• Provided records:
>>>>
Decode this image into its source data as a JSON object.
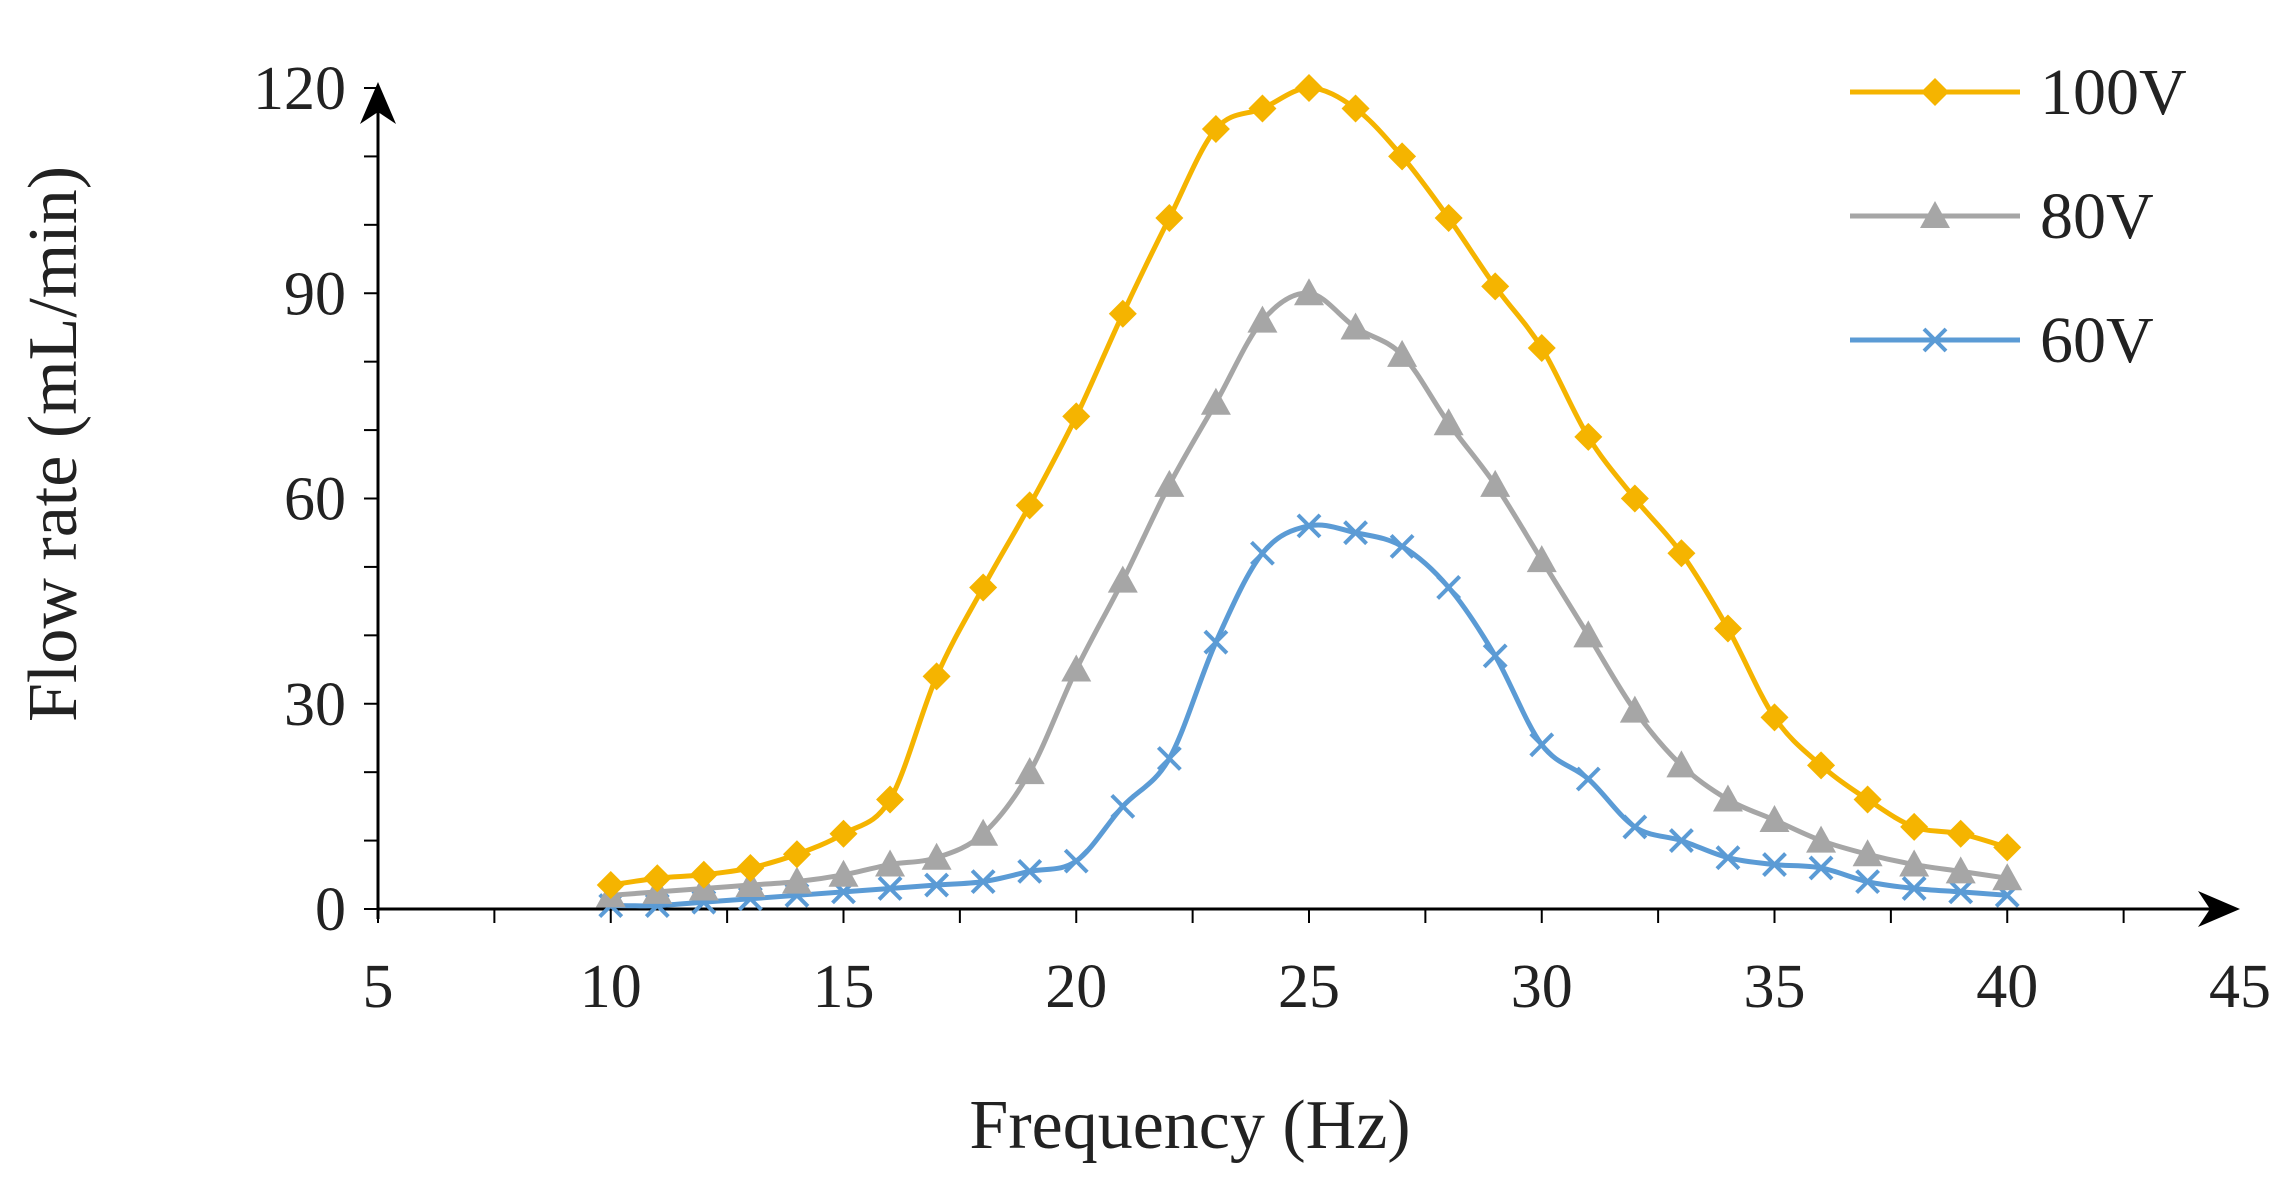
{
  "chart_data": {
    "type": "line",
    "title": "",
    "xlabel": "Frequency (Hz)",
    "ylabel": "Flow rate (mL/min)",
    "xlim": [
      5,
      45
    ],
    "ylim": [
      0,
      120
    ],
    "x_ticks": [
      5,
      10,
      15,
      20,
      25,
      30,
      35,
      40,
      45
    ],
    "y_ticks": [
      0,
      30,
      60,
      90,
      120
    ],
    "legend_position": "top-right",
    "x": [
      10,
      11,
      12,
      13,
      14,
      15,
      16,
      17,
      18,
      19,
      20,
      21,
      22,
      23,
      24,
      25,
      26,
      27,
      28,
      29,
      30,
      31,
      32,
      33,
      34,
      35,
      36,
      37,
      38,
      39,
      40
    ],
    "series": [
      {
        "name": "100V",
        "color": "#f5b400",
        "marker": "diamond",
        "values": [
          3.5,
          4.5,
          5,
          6,
          8,
          11,
          16,
          34,
          47,
          59,
          72,
          87,
          101,
          114,
          117,
          120,
          117,
          110,
          101,
          91,
          82,
          69,
          60,
          52,
          41,
          28,
          21,
          16,
          12,
          11,
          9
        ]
      },
      {
        "name": "80V",
        "color": "#a6a6a6",
        "marker": "triangle",
        "values": [
          2,
          2.5,
          3,
          3.5,
          4,
          5,
          6.5,
          7.5,
          11,
          20,
          35,
          48,
          62,
          74,
          86,
          90,
          85,
          81,
          71,
          62,
          51,
          40,
          29,
          21,
          16,
          13,
          10,
          8,
          6.5,
          5.5,
          4.5
        ]
      },
      {
        "name": "60V",
        "color": "#5b9bd5",
        "marker": "x",
        "values": [
          0.5,
          0.5,
          1,
          1.5,
          2,
          2.5,
          3,
          3.5,
          4,
          5.5,
          7,
          15,
          22,
          39,
          52,
          56,
          55,
          53,
          47,
          37,
          24,
          19,
          12,
          10,
          7.5,
          6.5,
          6,
          4,
          3,
          2.5,
          2
        ]
      }
    ]
  }
}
<<<<
• Exercise details: Exclude the pictures and transcribe all of the entries exactly.

• Written response:
Decode this image into its source data as a JSON object.
{
  "chart_data": {
    "type": "line",
    "title": "",
    "xlabel": "Frequency (Hz)",
    "ylabel": "Flow rate (mL/min)",
    "xlim": [
      5,
      45
    ],
    "ylim": [
      0,
      120
    ],
    "x_ticks": [
      5,
      10,
      15,
      20,
      25,
      30,
      35,
      40,
      45
    ],
    "y_ticks": [
      0,
      30,
      60,
      90,
      120
    ],
    "legend_position": "top-right",
    "x": [
      10,
      11,
      12,
      13,
      14,
      15,
      16,
      17,
      18,
      19,
      20,
      21,
      22,
      23,
      24,
      25,
      26,
      27,
      28,
      29,
      30,
      31,
      32,
      33,
      34,
      35,
      36,
      37,
      38,
      39,
      40
    ],
    "series": [
      {
        "name": "100V",
        "color": "#f5b400",
        "marker": "diamond",
        "values": [
          3.5,
          4.5,
          5,
          6,
          8,
          11,
          16,
          34,
          47,
          59,
          72,
          87,
          101,
          114,
          117,
          120,
          117,
          110,
          101,
          91,
          82,
          69,
          60,
          52,
          41,
          28,
          21,
          16,
          12,
          11,
          9
        ]
      },
      {
        "name": "80V",
        "color": "#a6a6a6",
        "marker": "triangle",
        "values": [
          2,
          2.5,
          3,
          3.5,
          4,
          5,
          6.5,
          7.5,
          11,
          20,
          35,
          48,
          62,
          74,
          86,
          90,
          85,
          81,
          71,
          62,
          51,
          40,
          29,
          21,
          16,
          13,
          10,
          8,
          6.5,
          5.5,
          4.5
        ]
      },
      {
        "name": "60V",
        "color": "#5b9bd5",
        "marker": "x",
        "values": [
          0.5,
          0.5,
          1,
          1.5,
          2,
          2.5,
          3,
          3.5,
          4,
          5.5,
          7,
          15,
          22,
          39,
          52,
          56,
          55,
          53,
          47,
          37,
          24,
          19,
          12,
          10,
          7.5,
          6.5,
          6,
          4,
          3,
          2.5,
          2
        ]
      }
    ]
  }
}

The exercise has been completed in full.